— Goal —
Write out every record below exactly as it appears.

>>>>

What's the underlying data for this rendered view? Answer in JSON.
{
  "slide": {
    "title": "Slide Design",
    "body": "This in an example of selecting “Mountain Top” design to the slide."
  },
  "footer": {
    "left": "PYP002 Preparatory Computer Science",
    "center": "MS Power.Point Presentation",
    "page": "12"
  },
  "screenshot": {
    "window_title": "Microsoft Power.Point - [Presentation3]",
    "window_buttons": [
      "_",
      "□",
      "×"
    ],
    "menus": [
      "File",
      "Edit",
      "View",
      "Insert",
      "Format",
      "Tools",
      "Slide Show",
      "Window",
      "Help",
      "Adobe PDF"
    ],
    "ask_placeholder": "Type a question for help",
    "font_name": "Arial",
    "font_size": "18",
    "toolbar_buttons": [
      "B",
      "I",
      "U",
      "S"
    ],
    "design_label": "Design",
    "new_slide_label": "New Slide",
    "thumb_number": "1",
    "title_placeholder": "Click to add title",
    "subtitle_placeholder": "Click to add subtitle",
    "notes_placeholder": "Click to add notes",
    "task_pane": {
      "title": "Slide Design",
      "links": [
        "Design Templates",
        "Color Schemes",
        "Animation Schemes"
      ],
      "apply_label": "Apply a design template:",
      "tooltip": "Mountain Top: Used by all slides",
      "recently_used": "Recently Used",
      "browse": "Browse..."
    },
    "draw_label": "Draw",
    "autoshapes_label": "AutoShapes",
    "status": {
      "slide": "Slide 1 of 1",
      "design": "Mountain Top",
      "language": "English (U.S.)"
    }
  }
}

<<<<

— Result —
What's the underlying data for this rendered view? Answer in JSON.
{
  "slide": {
    "title": "Slide Design",
    "body": "This in an example of selecting “Mountain Top” design to the slide."
  },
  "footer": {
    "left": "PYP002 Preparatory Computer Science",
    "center": "MS Power.Point Presentation",
    "page": "12"
  },
  "screenshot": {
    "window_title": "Microsoft Power.Point - [Presentation3]",
    "window_buttons": [
      "_",
      "□",
      "×"
    ],
    "menus": [
      "File",
      "Edit",
      "View",
      "Insert",
      "Format",
      "Tools",
      "Slide Show",
      "Window",
      "Help",
      "Adobe PDF"
    ],
    "ask_placeholder": "Type a question for help",
    "font_name": "Arial",
    "font_size": "18",
    "toolbar_buttons": [
      "B",
      "I",
      "U",
      "S"
    ],
    "design_label": "Design",
    "new_slide_label": "New Slide",
    "thumb_number": "1",
    "title_placeholder": "Click to add title",
    "subtitle_placeholder": "Click to add subtitle",
    "notes_placeholder": "Click to add notes",
    "task_pane": {
      "title": "Slide Design",
      "links": [
        "Design Templates",
        "Color Schemes",
        "Animation Schemes"
      ],
      "apply_label": "Apply a design template:",
      "tooltip": "Mountain Top: Used by all slides",
      "recently_used": "Recently Used",
      "browse": "Browse..."
    },
    "draw_label": "Draw",
    "autoshapes_label": "AutoShapes",
    "status": {
      "slide": "Slide 1 of 1",
      "design": "Mountain Top",
      "language": "English (U.S.)"
    }
  }
}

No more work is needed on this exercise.